(PROBLEM REQUIREMENTS) Only a number is required: how many lines of the material contain the word "heads"?

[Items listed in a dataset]
------------------------------------------------

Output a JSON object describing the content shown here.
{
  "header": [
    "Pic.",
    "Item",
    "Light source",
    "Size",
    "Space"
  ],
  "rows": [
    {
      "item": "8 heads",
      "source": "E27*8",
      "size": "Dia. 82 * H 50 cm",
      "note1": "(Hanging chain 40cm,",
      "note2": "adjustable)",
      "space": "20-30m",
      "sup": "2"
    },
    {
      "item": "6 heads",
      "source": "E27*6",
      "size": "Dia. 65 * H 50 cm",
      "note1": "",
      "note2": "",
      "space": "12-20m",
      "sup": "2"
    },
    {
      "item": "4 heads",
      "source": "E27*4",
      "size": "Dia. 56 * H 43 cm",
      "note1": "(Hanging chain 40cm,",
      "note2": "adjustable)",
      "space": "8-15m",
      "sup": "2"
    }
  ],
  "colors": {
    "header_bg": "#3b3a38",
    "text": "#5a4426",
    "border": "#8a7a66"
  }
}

------------------------------------------------

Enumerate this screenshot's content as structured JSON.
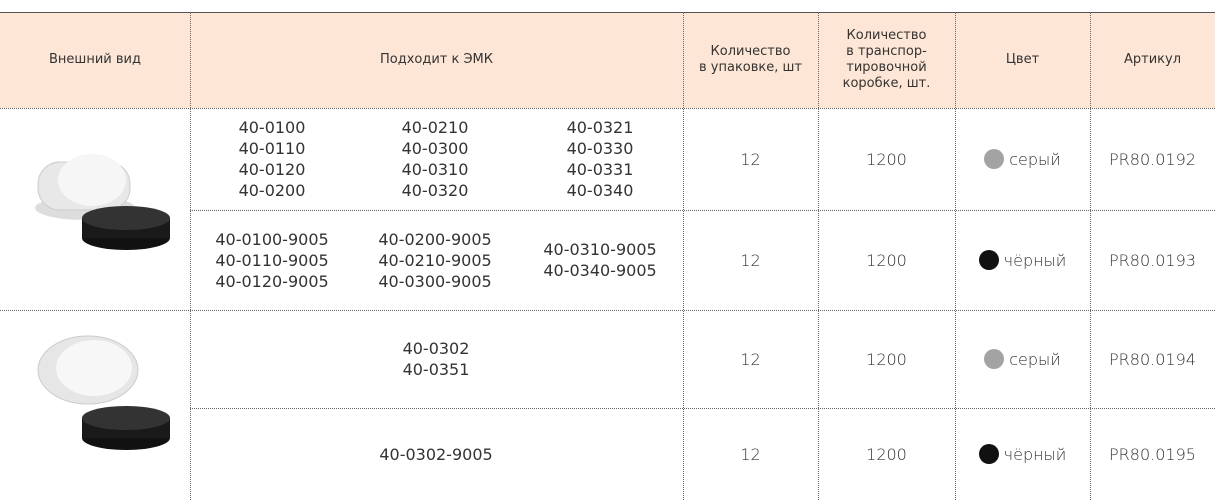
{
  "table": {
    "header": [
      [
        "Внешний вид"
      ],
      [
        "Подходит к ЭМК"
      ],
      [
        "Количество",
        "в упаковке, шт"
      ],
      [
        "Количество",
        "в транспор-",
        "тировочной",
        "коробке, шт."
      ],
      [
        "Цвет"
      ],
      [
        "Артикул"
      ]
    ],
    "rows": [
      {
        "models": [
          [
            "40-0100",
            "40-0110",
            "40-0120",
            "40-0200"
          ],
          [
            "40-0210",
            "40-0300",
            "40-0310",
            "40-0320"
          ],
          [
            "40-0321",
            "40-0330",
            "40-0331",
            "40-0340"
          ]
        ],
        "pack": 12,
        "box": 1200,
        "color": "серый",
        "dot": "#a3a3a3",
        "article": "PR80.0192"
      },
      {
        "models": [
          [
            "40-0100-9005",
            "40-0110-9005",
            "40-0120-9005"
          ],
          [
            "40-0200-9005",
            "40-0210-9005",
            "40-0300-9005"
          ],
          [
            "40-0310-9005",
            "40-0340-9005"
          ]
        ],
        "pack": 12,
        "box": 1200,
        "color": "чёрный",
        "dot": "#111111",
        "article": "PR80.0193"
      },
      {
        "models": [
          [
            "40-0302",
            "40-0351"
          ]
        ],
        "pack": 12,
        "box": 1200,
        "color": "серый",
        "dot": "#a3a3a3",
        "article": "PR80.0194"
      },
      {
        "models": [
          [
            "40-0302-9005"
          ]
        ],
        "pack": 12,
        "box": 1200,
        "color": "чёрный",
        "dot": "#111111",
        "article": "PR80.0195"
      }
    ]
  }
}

------------------------------------------------

(EXERCISE OUTPUT) 3